# [Trecho do documento]
Co-autoria de Ana L. López Villegas 

Numa segunda-feira, uma jovem de 16 anos foi abordada por um desconhecido quando subia as escadas do metrô (Cidade do México). O desconhecido interrompeu a ação da jovem e, em seguida, ameaçou-a com uma arma, forçando a jovem a entrar numa camioneta preta. No intervalo de 40 minutos em que esteve no veículo, a jovem foi estuprada e logo deixada no asfalto pelos violadores (fonte: Terceira Via, texto adaptado).

 No mês passado, moradores de um bairro da Cidade do México encontraram um corpo encoberto por um saco de plástico, dentro de uma lata de lixo numa calçada. O corpo sem vida era de uma estudante de graduação que nesse dia não chegou à sala de aula. A jovem, interrompida de seu projeto de vida, foi assassinada brutalmente aos 22 anos de idade (fonte: jornais locais, texto adaptado).

Dados registrados:
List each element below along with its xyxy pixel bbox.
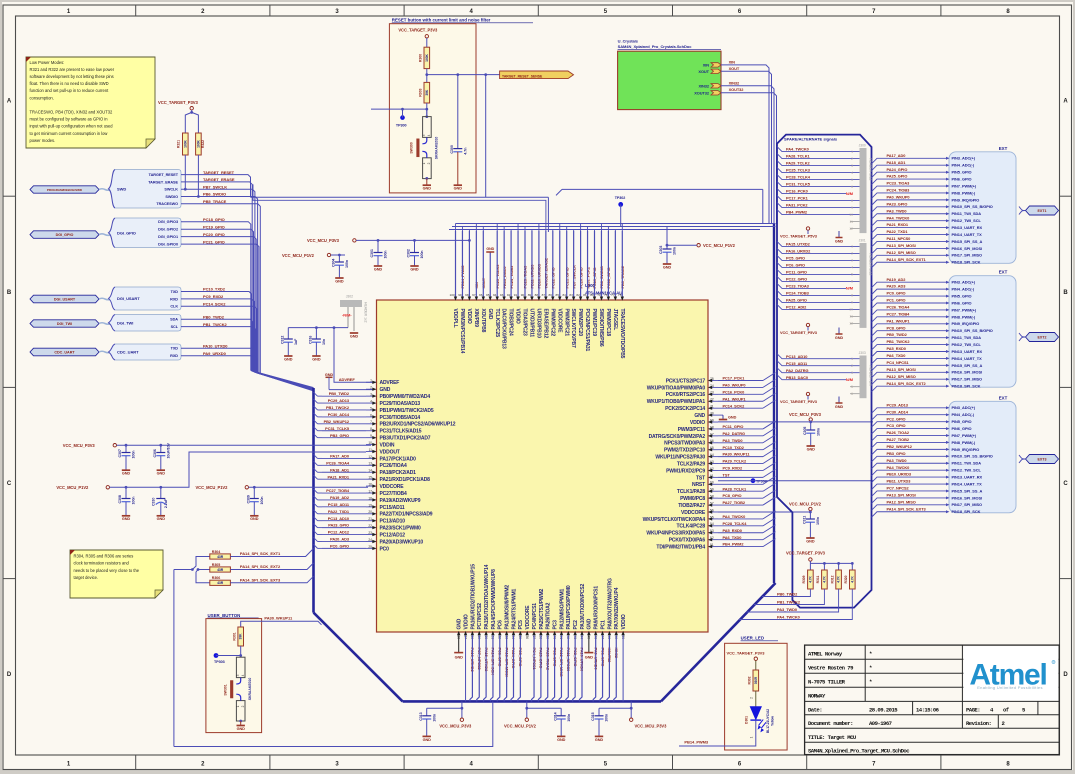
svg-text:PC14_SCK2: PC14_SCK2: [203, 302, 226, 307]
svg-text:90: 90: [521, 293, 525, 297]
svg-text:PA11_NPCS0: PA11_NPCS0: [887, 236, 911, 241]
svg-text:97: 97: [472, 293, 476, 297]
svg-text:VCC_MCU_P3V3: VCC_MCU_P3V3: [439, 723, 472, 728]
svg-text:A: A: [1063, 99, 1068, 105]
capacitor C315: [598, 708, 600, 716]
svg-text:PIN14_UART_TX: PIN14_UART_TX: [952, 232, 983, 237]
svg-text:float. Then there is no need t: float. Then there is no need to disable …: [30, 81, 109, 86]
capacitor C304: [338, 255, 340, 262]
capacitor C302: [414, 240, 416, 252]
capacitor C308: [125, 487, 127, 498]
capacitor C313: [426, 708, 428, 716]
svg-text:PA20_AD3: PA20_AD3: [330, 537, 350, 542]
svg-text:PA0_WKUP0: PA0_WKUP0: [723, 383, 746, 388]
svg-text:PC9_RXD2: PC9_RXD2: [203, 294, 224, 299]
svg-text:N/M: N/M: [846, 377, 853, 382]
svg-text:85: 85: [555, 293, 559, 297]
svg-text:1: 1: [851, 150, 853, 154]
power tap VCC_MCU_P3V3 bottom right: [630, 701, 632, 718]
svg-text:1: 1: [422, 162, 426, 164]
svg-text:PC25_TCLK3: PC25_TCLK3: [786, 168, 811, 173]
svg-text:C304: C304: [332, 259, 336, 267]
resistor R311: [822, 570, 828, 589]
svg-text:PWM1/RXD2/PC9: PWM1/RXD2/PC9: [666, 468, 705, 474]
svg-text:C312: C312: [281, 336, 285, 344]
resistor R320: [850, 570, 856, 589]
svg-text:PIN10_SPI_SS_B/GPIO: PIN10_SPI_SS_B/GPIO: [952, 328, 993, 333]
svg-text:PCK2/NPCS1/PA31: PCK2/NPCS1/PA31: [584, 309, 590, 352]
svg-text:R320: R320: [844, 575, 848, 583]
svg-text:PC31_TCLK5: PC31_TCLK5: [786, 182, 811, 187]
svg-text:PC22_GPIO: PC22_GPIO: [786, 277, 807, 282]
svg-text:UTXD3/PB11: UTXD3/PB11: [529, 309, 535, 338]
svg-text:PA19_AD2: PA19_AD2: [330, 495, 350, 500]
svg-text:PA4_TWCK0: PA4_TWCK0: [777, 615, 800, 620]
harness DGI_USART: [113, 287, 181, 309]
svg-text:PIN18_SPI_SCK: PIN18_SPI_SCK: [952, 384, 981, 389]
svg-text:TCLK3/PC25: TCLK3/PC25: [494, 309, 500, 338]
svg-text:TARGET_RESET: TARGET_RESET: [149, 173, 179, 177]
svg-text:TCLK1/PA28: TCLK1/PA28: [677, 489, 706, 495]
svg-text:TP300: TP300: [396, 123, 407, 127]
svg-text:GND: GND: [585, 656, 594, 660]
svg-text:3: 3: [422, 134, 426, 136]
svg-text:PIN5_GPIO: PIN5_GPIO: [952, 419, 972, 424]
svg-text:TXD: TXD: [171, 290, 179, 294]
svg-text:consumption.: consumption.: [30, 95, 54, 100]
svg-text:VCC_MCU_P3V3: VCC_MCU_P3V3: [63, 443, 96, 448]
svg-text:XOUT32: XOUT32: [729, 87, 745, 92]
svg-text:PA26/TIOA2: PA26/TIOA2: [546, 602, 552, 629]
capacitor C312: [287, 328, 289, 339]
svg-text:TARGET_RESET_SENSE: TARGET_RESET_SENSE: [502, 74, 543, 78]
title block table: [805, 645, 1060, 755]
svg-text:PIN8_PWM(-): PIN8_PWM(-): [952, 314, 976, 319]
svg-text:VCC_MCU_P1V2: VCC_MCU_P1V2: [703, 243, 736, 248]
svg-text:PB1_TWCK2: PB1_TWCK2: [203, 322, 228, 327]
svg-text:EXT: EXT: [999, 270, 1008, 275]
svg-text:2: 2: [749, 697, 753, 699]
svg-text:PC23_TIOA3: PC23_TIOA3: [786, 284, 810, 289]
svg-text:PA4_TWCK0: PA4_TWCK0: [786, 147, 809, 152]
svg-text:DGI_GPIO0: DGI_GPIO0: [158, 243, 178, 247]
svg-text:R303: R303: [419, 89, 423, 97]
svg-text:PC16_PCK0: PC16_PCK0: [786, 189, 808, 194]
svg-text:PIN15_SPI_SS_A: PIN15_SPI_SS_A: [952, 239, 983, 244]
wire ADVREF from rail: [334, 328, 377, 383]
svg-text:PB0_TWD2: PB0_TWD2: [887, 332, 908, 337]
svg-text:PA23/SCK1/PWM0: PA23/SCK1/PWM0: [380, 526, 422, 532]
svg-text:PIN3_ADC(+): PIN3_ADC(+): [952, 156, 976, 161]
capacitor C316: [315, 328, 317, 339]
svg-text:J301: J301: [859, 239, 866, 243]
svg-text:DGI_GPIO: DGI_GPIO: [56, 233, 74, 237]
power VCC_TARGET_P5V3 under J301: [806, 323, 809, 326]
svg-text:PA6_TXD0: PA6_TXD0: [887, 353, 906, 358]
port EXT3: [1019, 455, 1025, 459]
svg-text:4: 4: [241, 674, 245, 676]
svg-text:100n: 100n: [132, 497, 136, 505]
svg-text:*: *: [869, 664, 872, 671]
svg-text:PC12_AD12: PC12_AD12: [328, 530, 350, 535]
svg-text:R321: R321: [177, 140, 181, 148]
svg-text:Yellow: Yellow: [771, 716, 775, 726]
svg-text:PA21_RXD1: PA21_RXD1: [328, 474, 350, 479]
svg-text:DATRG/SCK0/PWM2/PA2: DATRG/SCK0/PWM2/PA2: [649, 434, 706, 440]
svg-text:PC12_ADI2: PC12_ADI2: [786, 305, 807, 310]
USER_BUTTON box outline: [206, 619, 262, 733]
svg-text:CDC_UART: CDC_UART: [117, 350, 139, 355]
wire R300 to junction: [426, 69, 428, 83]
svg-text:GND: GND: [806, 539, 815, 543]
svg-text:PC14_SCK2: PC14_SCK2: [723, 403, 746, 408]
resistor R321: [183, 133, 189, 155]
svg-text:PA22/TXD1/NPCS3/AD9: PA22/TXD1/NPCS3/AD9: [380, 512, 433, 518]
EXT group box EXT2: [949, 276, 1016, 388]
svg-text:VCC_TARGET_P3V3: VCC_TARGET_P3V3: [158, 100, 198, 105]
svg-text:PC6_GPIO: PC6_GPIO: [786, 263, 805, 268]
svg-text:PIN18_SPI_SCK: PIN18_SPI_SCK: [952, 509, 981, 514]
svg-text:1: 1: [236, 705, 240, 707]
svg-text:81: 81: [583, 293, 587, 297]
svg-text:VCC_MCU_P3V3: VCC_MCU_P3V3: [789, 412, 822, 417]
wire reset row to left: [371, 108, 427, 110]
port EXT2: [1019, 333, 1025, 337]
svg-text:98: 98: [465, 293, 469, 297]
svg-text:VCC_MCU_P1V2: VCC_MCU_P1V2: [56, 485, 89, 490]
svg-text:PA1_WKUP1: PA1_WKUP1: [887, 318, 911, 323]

# [O que fazer]
[1] Segundo o texto sobre os casos na Cidade do México, por quanto tempo a jovem de 16 anos ficou dentro do veículo?
[2] Imprima tudo o que vai de "Co-autoria de Ana" até "locais, texto adaptado)." no texto sobre os casos na Cidade do México.
[3] Continue o texto sobre os casos na Cidade do México a partir do ponto em que ele termina.

# [Respostas abaixo]
[1] 40 minutos.

[2]
Co-autoria de Ana L. López Villegas 

Numa segunda-feira, uma jovem de 16 anos foi abordada por um desconhecido quando subia as escadas do metrô (Cidade do México). O desconhecido interrompeu a ação da jovem e, em seguida, ameaçou-a com uma arma, forçando a jovem a entrar numa camioneta preta. No intervalo de 40 minutos em que esteve no veículo, a jovem foi estuprada e logo deixada no asfalto pelos violadores (fonte: Terceira Via, texto adaptado).

 No mês passado, moradores de um bairro da Cidade do México encontraram um corpo encoberto por um saco de plástico, dentro de uma lata de lixo numa calçada. O corpo sem vida era de uma estudante de graduação que nesse dia não chegou à sala de aula. A jovem, interrompida de seu projeto de vida, foi assassinada brutalmente aos 22 anos de idade (fonte: jornais locais, texto adaptado).

[3]
 No dia 6 de junho, a mãe de dois filhos que trabalhava esporadicamente em eventos (festas, batizados, reuniões, etc.) não retornou à sua casa. Nessa noite, as câmeras de segurança colocadas em direção à avenida, registraram seu corpo sendo jogado para fora de um guincho, e em seguida, o motorista ao fugir do local passa com o carro sobre a vítima já falecida (fonte: jornais locais, texto adaptado).

Atualmente, nove mulheres são assassinadas brutalmente todos os dias, de acordo com o monitoramento realizado pelas organizações governamentais e não-governamentais. Em comparação com os índices registrados no mesmo período de 2018, tivemos um aumento de duas mortes por dia. Esse aumento expressivo dos feminicídios no país tem sido acompanhado pelo aumento de crueldade e perversidade escritas nos corpos das mulheres brutalmente assassinadas.

O que é a violência feminicida?

Os crimes de extrema violência letal ao gênero feminino, categorizados como feminicídios, representam a expressão máxima da violência feminicida. Ambas categorias têm corroborado para situar o conteúdo diferenciado dos delitos cometidos contra as mulheres no contexto mexicano.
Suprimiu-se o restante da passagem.